Records excerpted from a collection
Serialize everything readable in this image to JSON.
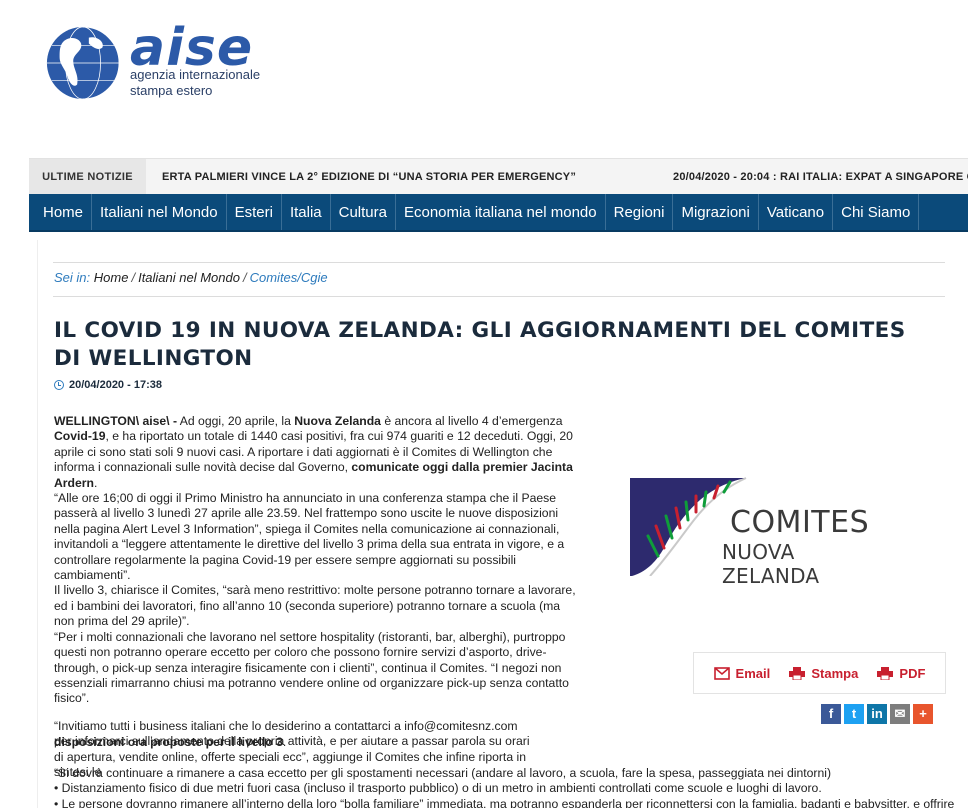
{
  "header": {
    "brand": "aise",
    "tagline1": "agenzia internazionale",
    "tagline2": "stampa estero"
  },
  "ticker": {
    "label": "ULTIME NOTIZIE",
    "item1": "ERTA PALMIERI VINCE LA 2° EDIZIONE DI “UNA STORIA PER EMERGENCY”",
    "item2": "20/04/2020 - 20:04 : RAI ITALIA: EXPAT A SINGAPORE CO"
  },
  "nav": {
    "items": [
      "Home",
      "Italiani nel Mondo",
      "Esteri",
      "Italia",
      "Cultura",
      "Economia italiana nel mondo",
      "Regioni",
      "Migrazioni",
      "Vaticano",
      "Chi Siamo"
    ]
  },
  "breadcrumb": {
    "intro": "Sei in:",
    "home": "Home",
    "section": "Italiani nel Mondo",
    "current": "Comites/Cgie"
  },
  "article": {
    "title": "IL COVID 19 IN NUOVA ZELANDA: GLI AGGIORNAMENTI DEL COMITES DI WELLINGTON",
    "date": "20/04/2020 - 17:38",
    "p1_a": "WELLINGTON\\ aise\\ -",
    "p1_b": " Ad oggi, 20 aprile, la ",
    "p1_c": "Nuova Zelanda",
    "p1_d": " è ancora al livello 4 d’emergenza ",
    "p1_e": "Covid-19",
    "p1_f": ", e ha riportato un totale di 1440 casi positivi, fra cui 974 guariti e 12 deceduti. Oggi, 20 aprile ci sono stati soli 9 nuovi casi. A riportare i dati aggiornati è il Comites di Wellington che informa i connazionali sulle novità decise dal Governo, ",
    "p1_g": "comunicate oggi dalla premier Jacinta Ardern",
    "p1_h": ".",
    "p2": "“Alle ore 16;00 di oggi il Primo Ministro ha annunciato in una conferenza stampa che il Paese passerà al livello 3 lunedì 27 aprile alle 23.59. Nel frattempo sono uscite le nuove disposizioni nella pagina Alert Level 3 Information”, spiega il Comites nella comunicazione ai connazionali, invitandoli a “leggere attentamente le direttive del livello 3 prima della sua entrata in vigore, e a controllare regolarmente la pagina Covid-19 per essere sempre aggiornati su possibili cambiamenti”.",
    "p3": "Il livello 3, chiarisce il Comites, “sarà meno restrittivo: molte persone potranno tornare a lavorare, ed i bambini dei lavoratori, fino all’anno 10 (seconda superiore) potranno tornare a scuola (ma non prima del 29 aprile)”.",
    "p4": "“Per i molti connazionali che lavorano nel settore hospitality (ristoranti, bar, alberghi), purtroppo questi non potranno operare eccetto per coloro che possono fornire servizi d’asporto, drive-through, o pick-up senza interagire fisicamente con i clienti”, continua il Comites. “I negozi non essenziali rimarranno chiusi ma potranno vendere online od organizzare pick-up senza contatto fisico”.",
    "p5_a": "“Invitiamo tutti i business italiani che lo desiderino a contattarci a info@comitesnz.com per informarci sull’andamento della propria attività, e per aiutare a passar parola su orari di apertura, vendite online, offerte speciali ecc”, aggiunge il Comites che infine riporta in sintesi le ",
    "p5_b": "disposizioni ora proposte per il livello 3",
    "p5_c": ".",
    "p6": "“Si dovrà continuare a rimanere a casa eccetto per gli spostamenti necessari (andare al lavoro, a scuola, fare la spesa, passeggiata nei dintorni)",
    "p7": "• Distanziamento fisico di due metri fuori casa (incluso il trasporto pubblico) o di un metro in ambienti controllati come scuole e luoghi di lavoro.",
    "p8": "• Le persone dovranno rimanere all’interno della loro “bolla familiare” immediata, ma potranno espanderla per riconnettersi con la famiglia, badanti e babysitter, e offrire"
  },
  "image": {
    "line1": "COMITES",
    "line2": "NUOVA ZELANDA"
  },
  "actions": {
    "email": "Email",
    "print": "Stampa",
    "pdf": "PDF"
  },
  "share": {
    "facebook": "f",
    "twitter": "t",
    "linkedin": "in",
    "email": "✉",
    "more": "+"
  }
}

**Problem**
Copy out every line from the records that has the word "livello".

**Output**
    "p1_d": " è ancora al livello 4 d’emergenza ",
    "p2": "“Alle ore 16;00 di oggi il Primo Ministro ha annunciato in una conferenza stampa che il Paese passerà al livello 3 lunedì 27 aprile alle 23.59. Nel frattempo sono uscite le nuove disposizioni nella pagina Alert Level 3 Information”, spiega il Comites nella comunicazione ai connazionali, invitandoli a “leggere attentamente le direttive del livello 3 prima della sua entrata in vigore, e a controllare regolarmente la pagina Covid-19 per essere sempre aggiornati su possibili cambiamenti”.",
    "p3": "Il livello 3, chiarisce il Comites, “sarà meno restrittivo: molte persone potranno tornare a lavorare, ed i bambini dei lavoratori, fino all’anno 10 (seconda superiore) potranno tornare a scuola (ma non prima del 29 aprile)”.",
    "p5_b": "disposizioni ora proposte per il livello 3",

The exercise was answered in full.